Dataset rows about figures
----

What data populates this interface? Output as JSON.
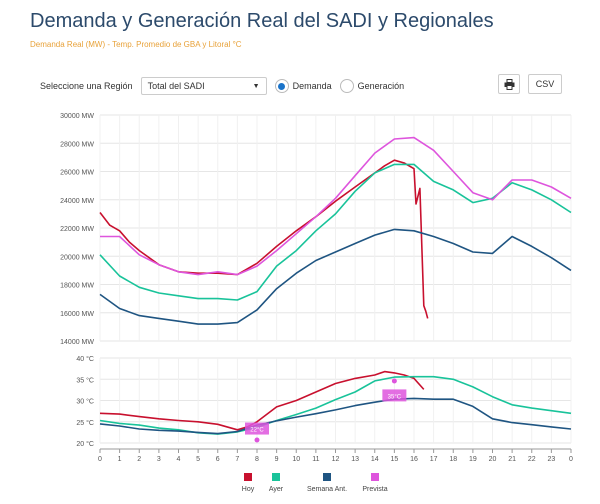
{
  "header": {
    "title": "Demanda y Generación Real del SADI y Regionales",
    "subtitle": "Demanda Real (MW) - Temp. Promedio de GBA y Litoral °C"
  },
  "controls": {
    "region_label": "Seleccione una Región",
    "region_value": "Total del SADI",
    "option_demand": "Demanda",
    "option_generation": "Generación",
    "selected": "Demanda",
    "csv_label": "CSV"
  },
  "chart_data": [
    {
      "type": "line",
      "y_unit": "MW",
      "ylim": [
        14000,
        30000
      ],
      "y_ticks": [
        "14000 MW",
        "16000 MW",
        "18000 MW",
        "20000 MW",
        "22000 MW",
        "24000 MW",
        "26000 MW",
        "28000 MW",
        "30000 MW"
      ],
      "series": [
        {
          "name": "Hoy",
          "color": "#c8102e",
          "x": [
            0,
            0.5,
            1,
            1.5,
            2,
            3,
            4,
            5,
            6,
            7,
            8,
            9,
            10,
            11,
            12,
            13,
            14,
            14.5,
            15,
            15.5,
            16,
            16.1,
            16.3,
            16.5,
            16.6,
            16.7
          ],
          "values": [
            23100,
            22200,
            21800,
            21000,
            20400,
            19400,
            18900,
            18800,
            18800,
            18700,
            19500,
            20700,
            21800,
            22800,
            23900,
            24900,
            25900,
            26400,
            26800,
            26600,
            26200,
            23700,
            24800,
            16500,
            16100,
            15600
          ]
        },
        {
          "name": "Ayer",
          "color": "#19c39a",
          "x": [
            0,
            1,
            2,
            3,
            4,
            5,
            6,
            7,
            8,
            9,
            10,
            11,
            12,
            13,
            14,
            15,
            16,
            17,
            18,
            19,
            20,
            21,
            22,
            23,
            24
          ],
          "values": [
            20100,
            18600,
            17800,
            17400,
            17200,
            17000,
            17000,
            16900,
            17500,
            19300,
            20400,
            21800,
            23000,
            24600,
            25900,
            26500,
            26500,
            25300,
            24700,
            23800,
            24100,
            25200,
            24700,
            24000,
            23100
          ]
        },
        {
          "name": "Semana Ant.",
          "color": "#1f5582",
          "x": [
            0,
            1,
            2,
            3,
            4,
            5,
            6,
            7,
            8,
            9,
            10,
            11,
            12,
            13,
            14,
            15,
            16,
            17,
            18,
            19,
            20,
            21,
            22,
            23,
            24
          ],
          "values": [
            17300,
            16300,
            15800,
            15600,
            15400,
            15200,
            15200,
            15300,
            16200,
            17700,
            18800,
            19700,
            20300,
            20900,
            21500,
            21900,
            21800,
            21400,
            20900,
            20300,
            20200,
            21400,
            20700,
            19900,
            19000
          ]
        },
        {
          "name": "Prevista",
          "color": "#de55dd",
          "x": [
            0,
            1,
            2,
            3,
            4,
            5,
            6,
            7,
            8,
            9,
            10,
            11,
            12,
            13,
            14,
            15,
            16,
            17,
            18,
            19,
            20,
            21,
            22,
            23,
            24
          ],
          "values": [
            21400,
            21400,
            20100,
            19400,
            18900,
            18700,
            18900,
            18700,
            19300,
            20400,
            21600,
            22800,
            24100,
            25700,
            27300,
            28300,
            28400,
            27500,
            26000,
            24500,
            24000,
            25400,
            25400,
            24900,
            24100
          ]
        }
      ]
    },
    {
      "type": "line",
      "y_unit": "°C",
      "ylim": [
        20,
        40
      ],
      "y_ticks": [
        "20 °C",
        "25 °C",
        "30 °C",
        "35 °C",
        "40 °C"
      ],
      "x_ticks": [
        "0",
        "1",
        "2",
        "3",
        "4",
        "5",
        "6",
        "7",
        "8",
        "9",
        "10",
        "11",
        "12",
        "13",
        "14",
        "15",
        "16",
        "17",
        "18",
        "19",
        "20",
        "21",
        "22",
        "23",
        "0"
      ],
      "annotations": [
        {
          "x": 8,
          "y": 23.4,
          "label": "22°C"
        },
        {
          "x": 15,
          "y": 31.2,
          "label": "35°C"
        }
      ],
      "series": [
        {
          "name": "Hoy",
          "color": "#c8102e",
          "x": [
            0,
            1,
            2,
            3,
            4,
            5,
            6,
            7,
            7.5,
            8,
            9,
            10,
            11,
            12,
            13,
            14,
            14.5,
            15,
            15.5,
            16,
            16.5
          ],
          "values": [
            27,
            26.8,
            26.2,
            25.7,
            25.3,
            25,
            24.4,
            23.1,
            23.8,
            25,
            28.5,
            30,
            32,
            34,
            35.2,
            36,
            36.8,
            36.5,
            36,
            35.2,
            32.6
          ]
        },
        {
          "name": "Ayer",
          "color": "#19c39a",
          "x": [
            0,
            1,
            2,
            3,
            4,
            5,
            6,
            7,
            8,
            9,
            10,
            11,
            12,
            13,
            14,
            15,
            16,
            17,
            18,
            19,
            20,
            21,
            22,
            23,
            24
          ],
          "values": [
            25.3,
            24.6,
            24.2,
            23.5,
            23.1,
            22.4,
            22.1,
            22.6,
            23.7,
            25.3,
            26.7,
            28.2,
            30.2,
            32,
            34.6,
            35.5,
            35.6,
            35.6,
            35,
            33.2,
            30.9,
            29,
            28.2,
            27.6,
            27
          ]
        },
        {
          "name": "Semana Ant.",
          "color": "#1f5582",
          "x": [
            0,
            1,
            2,
            3,
            4,
            5,
            6,
            7,
            8,
            9,
            10,
            11,
            12,
            13,
            14,
            15,
            16,
            17,
            18,
            19,
            20,
            21,
            22,
            23,
            24
          ],
          "values": [
            24.5,
            24,
            23.3,
            23,
            22.8,
            22.5,
            22.2,
            22.7,
            24.2,
            25.2,
            26.1,
            26.9,
            27.8,
            28.8,
            29.6,
            30.3,
            30.5,
            30.3,
            30.3,
            28.6,
            25.7,
            24.8,
            24.3,
            23.8,
            23.3
          ]
        }
      ]
    }
  ]
}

----

Problem to work on |
Pictures in the records above are left out; print everything else exactly as written.

Answer for the task |
What data populates this interface? Output as JSON.
{
  "header": {
    "title": "Demanda y Generación Real del SADI y Regionales",
    "subtitle": "Demanda Real (MW) - Temp. Promedio de GBA y Litoral °C"
  },
  "controls": {
    "region_label": "Seleccione una Región",
    "region_value": "Total del SADI",
    "option_demand": "Demanda",
    "option_generation": "Generación",
    "selected": "Demanda",
    "csv_label": "CSV"
  },
  "chart_data": [
    {
      "type": "line",
      "y_unit": "MW",
      "ylim": [
        14000,
        30000
      ],
      "y_ticks": [
        "14000 MW",
        "16000 MW",
        "18000 MW",
        "20000 MW",
        "22000 MW",
        "24000 MW",
        "26000 MW",
        "28000 MW",
        "30000 MW"
      ],
      "series": [
        {
          "name": "Hoy",
          "color": "#c8102e",
          "x": [
            0,
            0.5,
            1,
            1.5,
            2,
            3,
            4,
            5,
            6,
            7,
            8,
            9,
            10,
            11,
            12,
            13,
            14,
            14.5,
            15,
            15.5,
            16,
            16.1,
            16.3,
            16.5,
            16.6,
            16.7
          ],
          "values": [
            23100,
            22200,
            21800,
            21000,
            20400,
            19400,
            18900,
            18800,
            18800,
            18700,
            19500,
            20700,
            21800,
            22800,
            23900,
            24900,
            25900,
            26400,
            26800,
            26600,
            26200,
            23700,
            24800,
            16500,
            16100,
            15600
          ]
        },
        {
          "name": "Ayer",
          "color": "#19c39a",
          "x": [
            0,
            1,
            2,
            3,
            4,
            5,
            6,
            7,
            8,
            9,
            10,
            11,
            12,
            13,
            14,
            15,
            16,
            17,
            18,
            19,
            20,
            21,
            22,
            23,
            24
          ],
          "values": [
            20100,
            18600,
            17800,
            17400,
            17200,
            17000,
            17000,
            16900,
            17500,
            19300,
            20400,
            21800,
            23000,
            24600,
            25900,
            26500,
            26500,
            25300,
            24700,
            23800,
            24100,
            25200,
            24700,
            24000,
            23100
          ]
        },
        {
          "name": "Semana Ant.",
          "color": "#1f5582",
          "x": [
            0,
            1,
            2,
            3,
            4,
            5,
            6,
            7,
            8,
            9,
            10,
            11,
            12,
            13,
            14,
            15,
            16,
            17,
            18,
            19,
            20,
            21,
            22,
            23,
            24
          ],
          "values": [
            17300,
            16300,
            15800,
            15600,
            15400,
            15200,
            15200,
            15300,
            16200,
            17700,
            18800,
            19700,
            20300,
            20900,
            21500,
            21900,
            21800,
            21400,
            20900,
            20300,
            20200,
            21400,
            20700,
            19900,
            19000
          ]
        },
        {
          "name": "Prevista",
          "color": "#de55dd",
          "x": [
            0,
            1,
            2,
            3,
            4,
            5,
            6,
            7,
            8,
            9,
            10,
            11,
            12,
            13,
            14,
            15,
            16,
            17,
            18,
            19,
            20,
            21,
            22,
            23,
            24
          ],
          "values": [
            21400,
            21400,
            20100,
            19400,
            18900,
            18700,
            18900,
            18700,
            19300,
            20400,
            21600,
            22800,
            24100,
            25700,
            27300,
            28300,
            28400,
            27500,
            26000,
            24500,
            24000,
            25400,
            25400,
            24900,
            24100
          ]
        }
      ]
    },
    {
      "type": "line",
      "y_unit": "°C",
      "ylim": [
        20,
        40
      ],
      "y_ticks": [
        "20 °C",
        "25 °C",
        "30 °C",
        "35 °C",
        "40 °C"
      ],
      "x_ticks": [
        "0",
        "1",
        "2",
        "3",
        "4",
        "5",
        "6",
        "7",
        "8",
        "9",
        "10",
        "11",
        "12",
        "13",
        "14",
        "15",
        "16",
        "17",
        "18",
        "19",
        "20",
        "21",
        "22",
        "23",
        "0"
      ],
      "annotations": [
        {
          "x": 8,
          "y": 23.4,
          "label": "22°C"
        },
        {
          "x": 15,
          "y": 31.2,
          "label": "35°C"
        }
      ],
      "series": [
        {
          "name": "Hoy",
          "color": "#c8102e",
          "x": [
            0,
            1,
            2,
            3,
            4,
            5,
            6,
            7,
            7.5,
            8,
            9,
            10,
            11,
            12,
            13,
            14,
            14.5,
            15,
            15.5,
            16,
            16.5
          ],
          "values": [
            27,
            26.8,
            26.2,
            25.7,
            25.3,
            25,
            24.4,
            23.1,
            23.8,
            25,
            28.5,
            30,
            32,
            34,
            35.2,
            36,
            36.8,
            36.5,
            36,
            35.2,
            32.6
          ]
        },
        {
          "name": "Ayer",
          "color": "#19c39a",
          "x": [
            0,
            1,
            2,
            3,
            4,
            5,
            6,
            7,
            8,
            9,
            10,
            11,
            12,
            13,
            14,
            15,
            16,
            17,
            18,
            19,
            20,
            21,
            22,
            23,
            24
          ],
          "values": [
            25.3,
            24.6,
            24.2,
            23.5,
            23.1,
            22.4,
            22.1,
            22.6,
            23.7,
            25.3,
            26.7,
            28.2,
            30.2,
            32,
            34.6,
            35.5,
            35.6,
            35.6,
            35,
            33.2,
            30.9,
            29,
            28.2,
            27.6,
            27
          ]
        },
        {
          "name": "Semana Ant.",
          "color": "#1f5582",
          "x": [
            0,
            1,
            2,
            3,
            4,
            5,
            6,
            7,
            8,
            9,
            10,
            11,
            12,
            13,
            14,
            15,
            16,
            17,
            18,
            19,
            20,
            21,
            22,
            23,
            24
          ],
          "values": [
            24.5,
            24,
            23.3,
            23,
            22.8,
            22.5,
            22.2,
            22.7,
            24.2,
            25.2,
            26.1,
            26.9,
            27.8,
            28.8,
            29.6,
            30.3,
            30.5,
            30.3,
            30.3,
            28.6,
            25.7,
            24.8,
            24.3,
            23.8,
            23.3
          ]
        }
      ]
    }
  ]
}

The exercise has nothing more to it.